— Start of Records for processing —

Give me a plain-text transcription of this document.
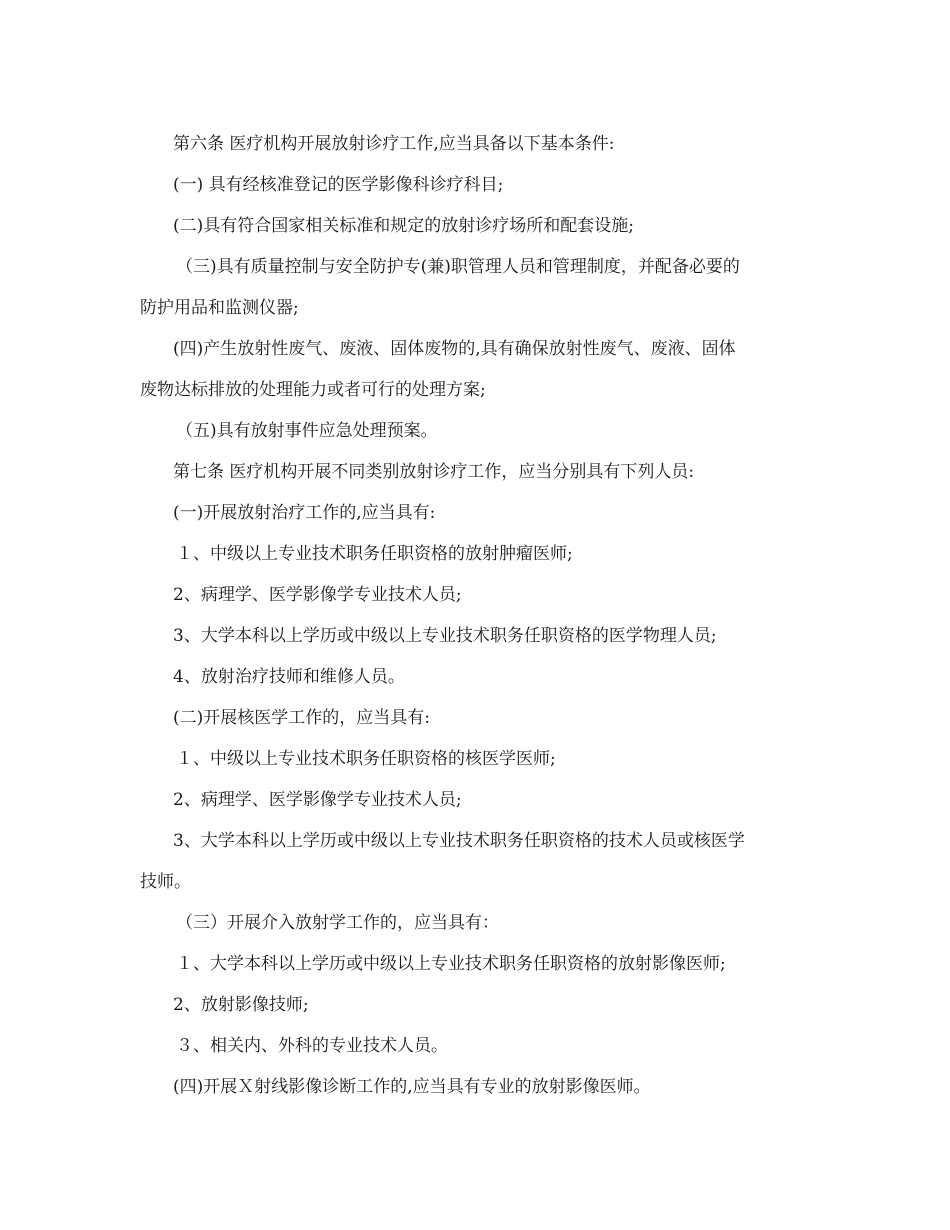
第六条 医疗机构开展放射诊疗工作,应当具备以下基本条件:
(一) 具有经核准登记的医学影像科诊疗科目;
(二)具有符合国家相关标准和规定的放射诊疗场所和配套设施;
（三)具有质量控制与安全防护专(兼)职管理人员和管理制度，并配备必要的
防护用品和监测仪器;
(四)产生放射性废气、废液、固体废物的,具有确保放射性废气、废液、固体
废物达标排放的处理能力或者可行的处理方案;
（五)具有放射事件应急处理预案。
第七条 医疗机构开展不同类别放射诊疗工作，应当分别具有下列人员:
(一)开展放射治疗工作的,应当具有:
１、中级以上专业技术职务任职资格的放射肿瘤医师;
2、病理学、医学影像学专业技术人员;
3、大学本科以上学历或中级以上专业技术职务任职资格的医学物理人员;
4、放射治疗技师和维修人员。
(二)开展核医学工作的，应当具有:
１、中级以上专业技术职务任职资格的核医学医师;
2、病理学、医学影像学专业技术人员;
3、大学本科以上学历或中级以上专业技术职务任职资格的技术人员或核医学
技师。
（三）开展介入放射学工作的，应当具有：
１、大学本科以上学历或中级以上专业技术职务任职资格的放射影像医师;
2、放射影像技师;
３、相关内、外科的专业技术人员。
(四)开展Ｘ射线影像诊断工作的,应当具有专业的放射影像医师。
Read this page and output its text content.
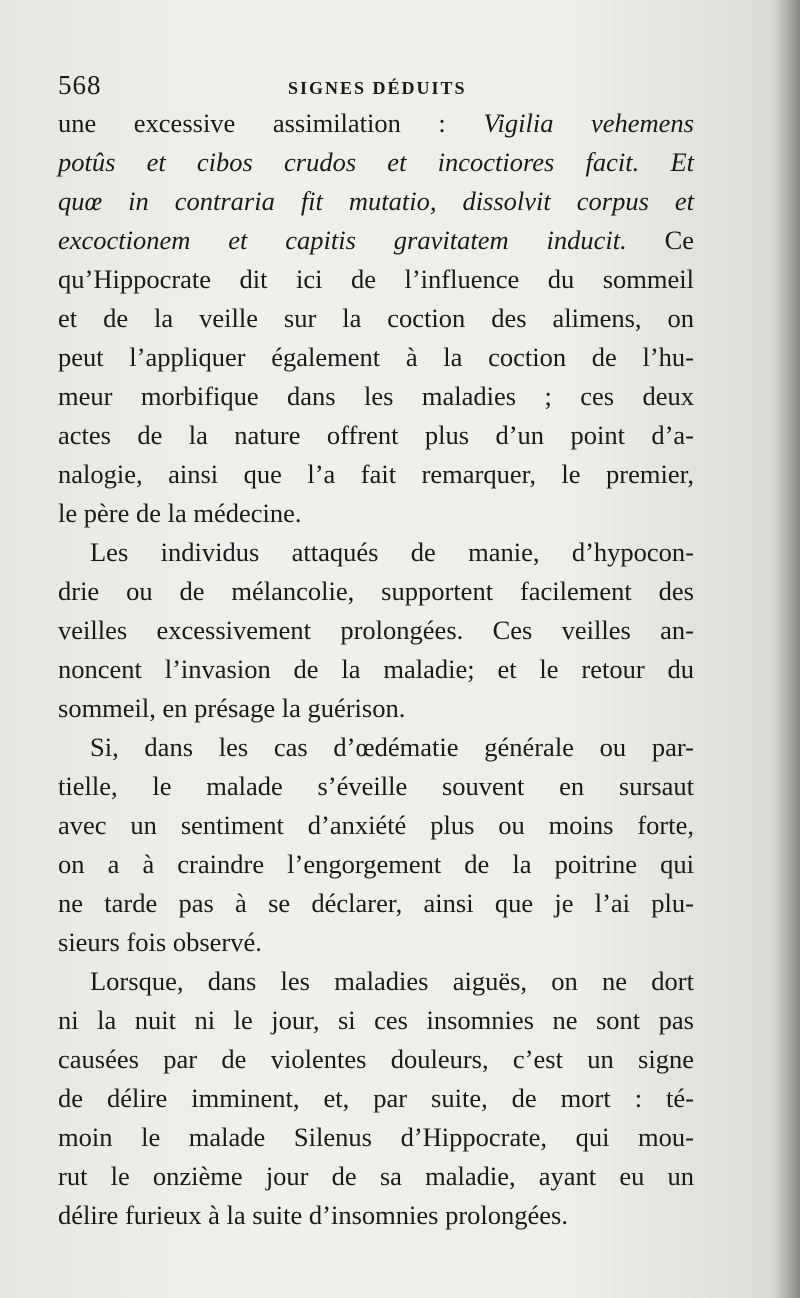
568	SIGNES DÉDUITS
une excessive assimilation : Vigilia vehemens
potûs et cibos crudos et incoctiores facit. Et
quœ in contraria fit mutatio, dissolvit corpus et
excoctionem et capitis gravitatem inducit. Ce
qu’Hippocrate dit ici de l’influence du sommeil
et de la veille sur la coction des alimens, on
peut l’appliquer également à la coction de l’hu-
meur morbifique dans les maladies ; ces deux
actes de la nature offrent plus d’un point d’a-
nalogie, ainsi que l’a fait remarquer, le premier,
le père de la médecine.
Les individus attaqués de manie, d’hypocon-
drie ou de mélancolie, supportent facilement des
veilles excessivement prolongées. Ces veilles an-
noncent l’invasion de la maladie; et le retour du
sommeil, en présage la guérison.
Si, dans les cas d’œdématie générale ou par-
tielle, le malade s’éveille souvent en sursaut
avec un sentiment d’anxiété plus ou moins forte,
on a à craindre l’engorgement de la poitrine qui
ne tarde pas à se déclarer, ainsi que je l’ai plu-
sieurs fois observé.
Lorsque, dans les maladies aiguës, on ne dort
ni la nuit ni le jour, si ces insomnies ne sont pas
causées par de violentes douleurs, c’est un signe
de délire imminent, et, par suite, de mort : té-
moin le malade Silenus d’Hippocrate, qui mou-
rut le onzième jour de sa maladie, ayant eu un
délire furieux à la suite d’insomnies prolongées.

— End of Records for processing —
— Start of Records for processing —

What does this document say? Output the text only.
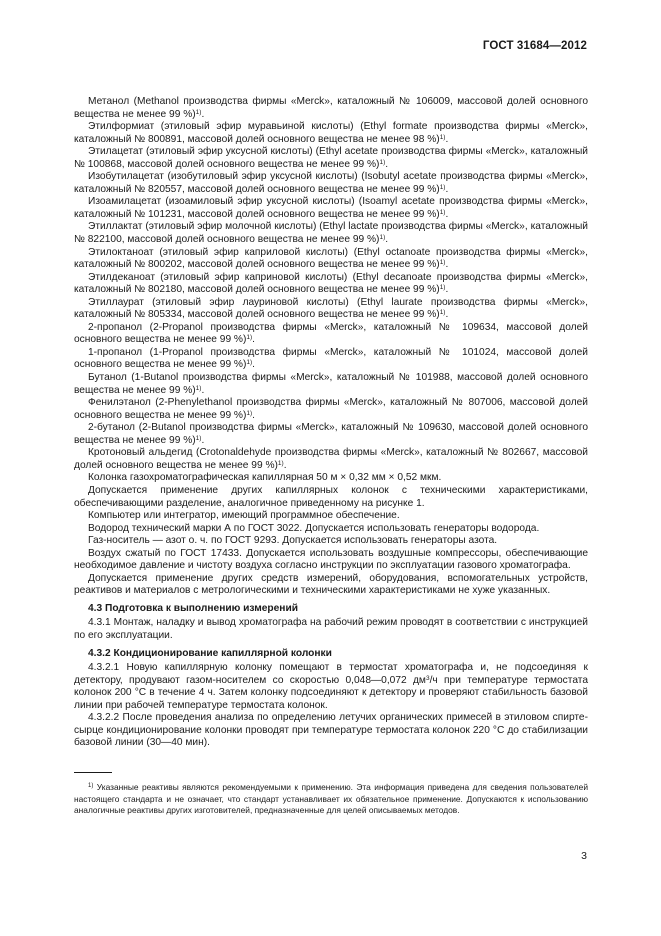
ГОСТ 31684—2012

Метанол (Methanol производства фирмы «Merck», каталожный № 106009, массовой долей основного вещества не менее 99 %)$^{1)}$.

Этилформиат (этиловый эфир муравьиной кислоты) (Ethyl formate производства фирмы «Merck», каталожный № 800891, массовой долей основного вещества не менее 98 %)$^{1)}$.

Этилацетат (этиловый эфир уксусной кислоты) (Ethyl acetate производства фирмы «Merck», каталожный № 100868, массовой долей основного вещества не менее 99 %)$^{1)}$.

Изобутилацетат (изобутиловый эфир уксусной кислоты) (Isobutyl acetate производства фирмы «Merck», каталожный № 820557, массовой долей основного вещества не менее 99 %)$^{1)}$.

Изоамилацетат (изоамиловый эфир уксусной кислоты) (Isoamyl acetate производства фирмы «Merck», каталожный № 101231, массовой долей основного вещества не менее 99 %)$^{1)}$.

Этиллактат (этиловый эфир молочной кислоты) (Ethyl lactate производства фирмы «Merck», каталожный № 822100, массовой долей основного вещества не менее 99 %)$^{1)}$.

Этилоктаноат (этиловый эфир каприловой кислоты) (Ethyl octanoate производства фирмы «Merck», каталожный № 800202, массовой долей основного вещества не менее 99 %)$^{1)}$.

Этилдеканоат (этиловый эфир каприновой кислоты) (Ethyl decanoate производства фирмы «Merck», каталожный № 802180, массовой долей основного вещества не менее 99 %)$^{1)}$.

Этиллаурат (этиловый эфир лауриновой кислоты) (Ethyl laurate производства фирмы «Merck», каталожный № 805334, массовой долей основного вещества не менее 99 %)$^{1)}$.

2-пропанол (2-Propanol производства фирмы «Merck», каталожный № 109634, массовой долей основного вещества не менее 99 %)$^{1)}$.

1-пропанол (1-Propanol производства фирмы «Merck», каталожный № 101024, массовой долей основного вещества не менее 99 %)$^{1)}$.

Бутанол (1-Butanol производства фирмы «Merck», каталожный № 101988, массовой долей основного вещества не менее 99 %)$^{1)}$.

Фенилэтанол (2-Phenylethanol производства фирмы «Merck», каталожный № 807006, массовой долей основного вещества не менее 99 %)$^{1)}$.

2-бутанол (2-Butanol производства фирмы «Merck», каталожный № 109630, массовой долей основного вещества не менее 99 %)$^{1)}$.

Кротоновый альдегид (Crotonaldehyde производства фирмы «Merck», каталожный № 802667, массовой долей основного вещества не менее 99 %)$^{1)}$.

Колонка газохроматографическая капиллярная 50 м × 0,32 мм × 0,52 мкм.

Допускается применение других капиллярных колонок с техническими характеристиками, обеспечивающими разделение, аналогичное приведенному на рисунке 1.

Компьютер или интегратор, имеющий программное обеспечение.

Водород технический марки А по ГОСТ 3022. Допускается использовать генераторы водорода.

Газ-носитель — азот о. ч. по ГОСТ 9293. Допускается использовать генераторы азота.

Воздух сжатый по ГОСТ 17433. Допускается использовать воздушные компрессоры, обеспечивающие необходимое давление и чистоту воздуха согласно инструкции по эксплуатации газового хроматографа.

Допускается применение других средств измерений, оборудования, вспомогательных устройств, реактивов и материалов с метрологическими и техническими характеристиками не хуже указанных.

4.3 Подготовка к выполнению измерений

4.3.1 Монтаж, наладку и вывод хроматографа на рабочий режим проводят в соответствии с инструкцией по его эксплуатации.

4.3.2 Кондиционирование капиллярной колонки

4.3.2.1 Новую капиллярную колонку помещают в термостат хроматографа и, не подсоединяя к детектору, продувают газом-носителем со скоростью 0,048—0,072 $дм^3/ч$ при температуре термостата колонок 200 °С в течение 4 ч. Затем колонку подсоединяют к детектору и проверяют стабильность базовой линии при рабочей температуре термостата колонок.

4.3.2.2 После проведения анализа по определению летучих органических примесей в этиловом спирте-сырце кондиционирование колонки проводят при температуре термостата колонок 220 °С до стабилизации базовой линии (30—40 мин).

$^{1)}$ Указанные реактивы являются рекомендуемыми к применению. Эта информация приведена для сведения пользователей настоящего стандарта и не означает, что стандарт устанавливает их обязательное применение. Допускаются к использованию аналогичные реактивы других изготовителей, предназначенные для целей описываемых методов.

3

— End of Records for processing —
— Start of Records for processing —

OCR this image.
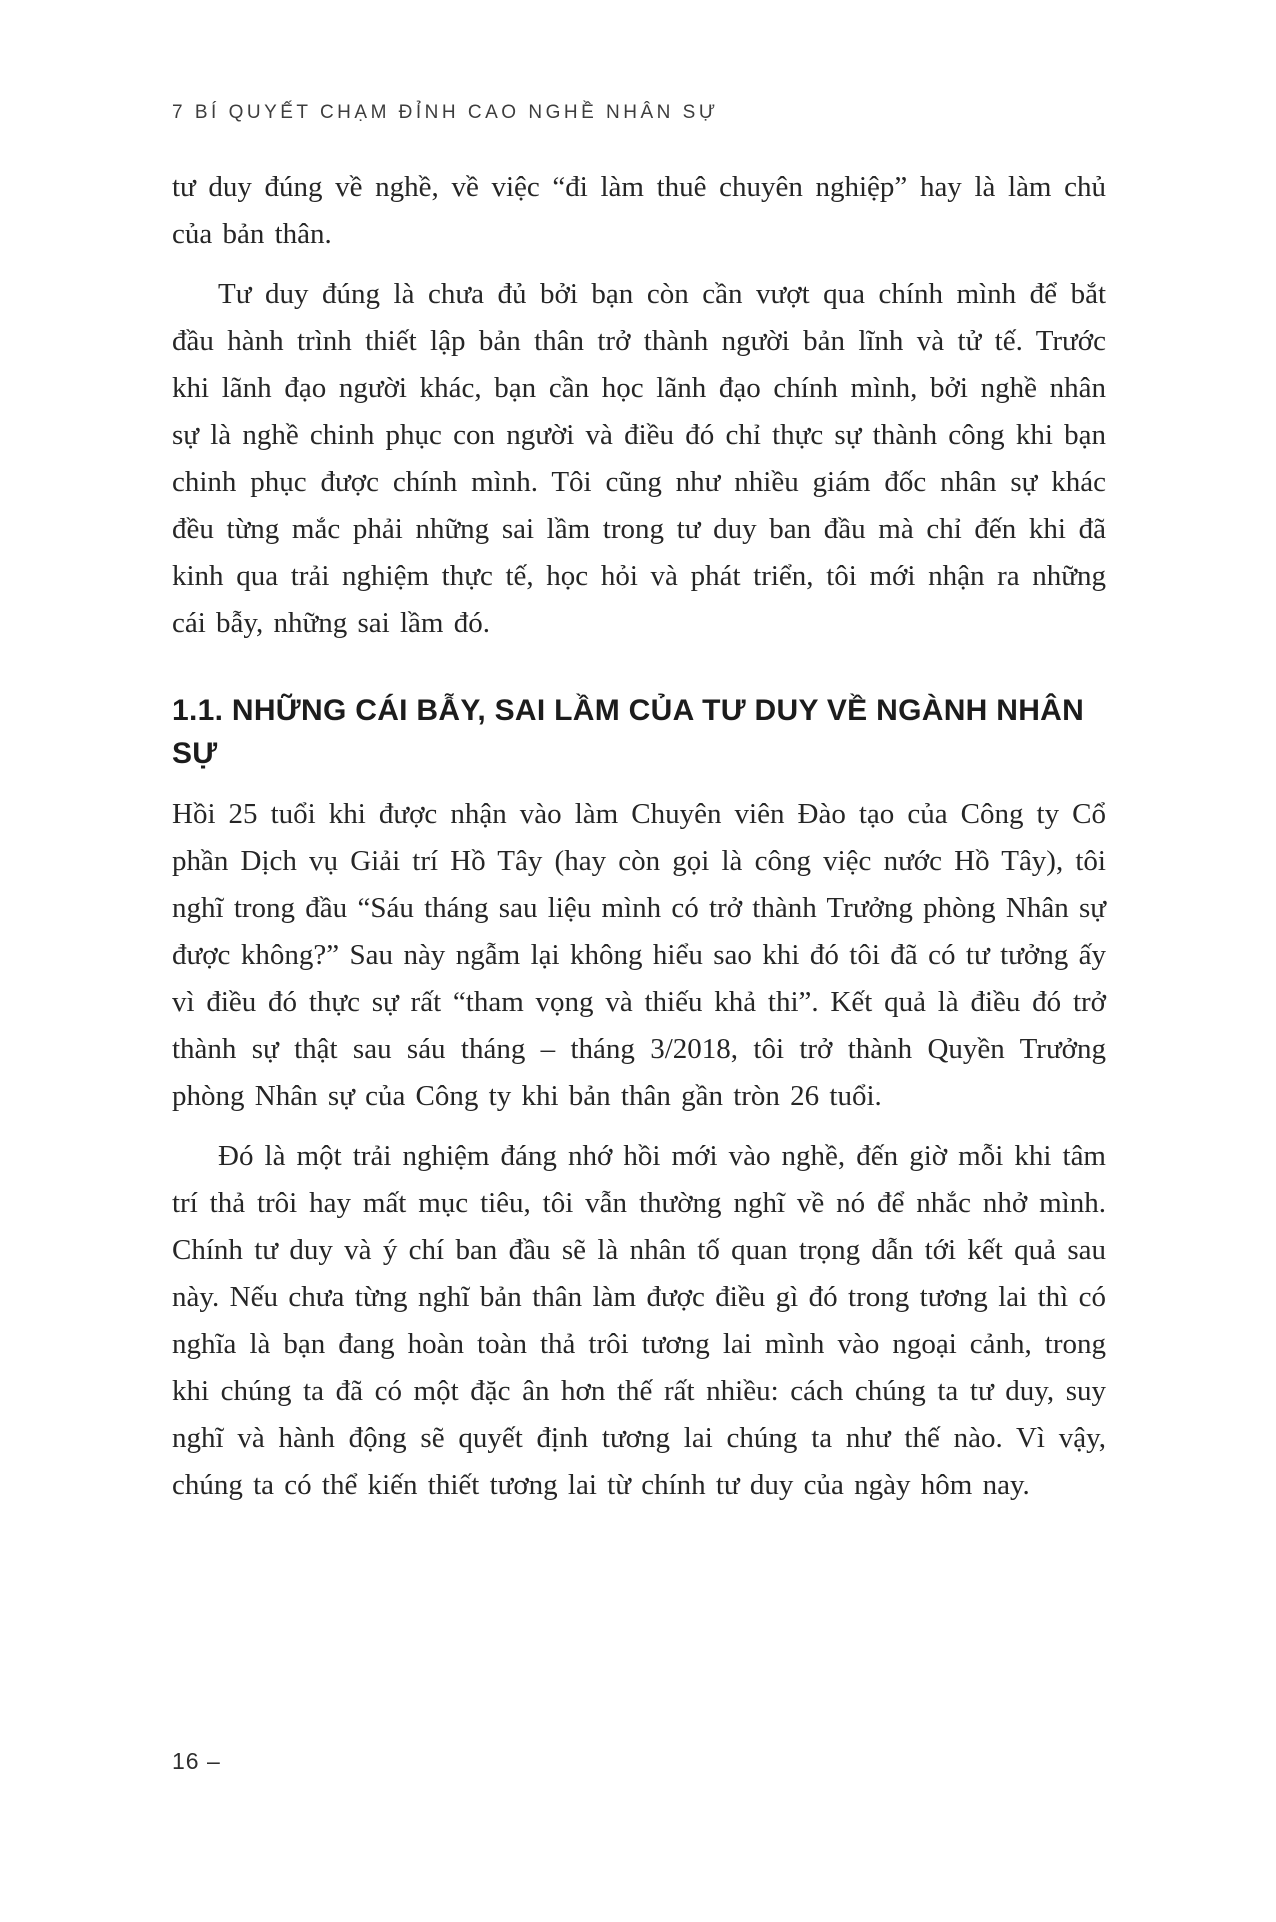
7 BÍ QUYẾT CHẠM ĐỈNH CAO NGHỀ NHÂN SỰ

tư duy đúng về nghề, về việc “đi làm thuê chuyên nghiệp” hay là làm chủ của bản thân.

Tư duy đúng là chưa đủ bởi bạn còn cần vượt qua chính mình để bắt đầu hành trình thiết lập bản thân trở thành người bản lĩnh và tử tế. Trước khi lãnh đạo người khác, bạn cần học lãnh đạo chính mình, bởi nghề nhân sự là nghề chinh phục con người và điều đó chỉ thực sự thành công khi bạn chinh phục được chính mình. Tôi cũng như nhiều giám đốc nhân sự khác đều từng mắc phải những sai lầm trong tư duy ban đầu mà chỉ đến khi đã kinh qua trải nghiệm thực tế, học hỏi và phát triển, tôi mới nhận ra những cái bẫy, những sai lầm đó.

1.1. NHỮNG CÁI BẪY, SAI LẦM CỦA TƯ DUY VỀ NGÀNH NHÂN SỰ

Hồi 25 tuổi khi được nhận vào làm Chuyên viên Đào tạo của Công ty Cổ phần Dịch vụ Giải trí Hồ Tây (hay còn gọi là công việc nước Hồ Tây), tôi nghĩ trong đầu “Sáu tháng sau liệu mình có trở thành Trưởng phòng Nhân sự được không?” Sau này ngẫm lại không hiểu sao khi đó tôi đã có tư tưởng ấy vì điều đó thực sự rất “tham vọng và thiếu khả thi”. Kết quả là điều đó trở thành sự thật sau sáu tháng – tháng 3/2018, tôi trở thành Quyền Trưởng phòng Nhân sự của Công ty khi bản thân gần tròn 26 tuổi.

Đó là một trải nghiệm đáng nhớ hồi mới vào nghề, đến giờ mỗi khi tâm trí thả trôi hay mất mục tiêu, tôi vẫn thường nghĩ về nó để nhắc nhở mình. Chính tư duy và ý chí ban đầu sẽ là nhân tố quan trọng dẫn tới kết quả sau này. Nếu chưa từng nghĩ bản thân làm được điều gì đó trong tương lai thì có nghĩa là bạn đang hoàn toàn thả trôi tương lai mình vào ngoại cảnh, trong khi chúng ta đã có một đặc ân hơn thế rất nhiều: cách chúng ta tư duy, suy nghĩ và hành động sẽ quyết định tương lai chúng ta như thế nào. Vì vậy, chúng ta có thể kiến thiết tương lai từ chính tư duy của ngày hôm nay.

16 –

— End of Records for processing —

Short exercise: Extract each line holding the string "уксусной".

Response below:
Этилацетат (этиловый эфир уксусной кислоты) (Ethyl acetate производства фирмы «Merck», каталожный № 100868, массовой долей основного вещества не менее 99 %)$^{1)}$.
Изобутилацетат (изобутиловый эфир уксусной кислоты) (Isobutyl acetate производства фирмы «Merck», каталожный № 820557, массовой долей основного вещества не менее 99 %)$^{1)}$.
Изоамилацетат (изоамиловый эфир уксусной кислоты) (Isoamyl acetate производства фирмы «Merck», каталожный № 101231, массовой долей основного вещества не менее 99 %)$^{1)}$.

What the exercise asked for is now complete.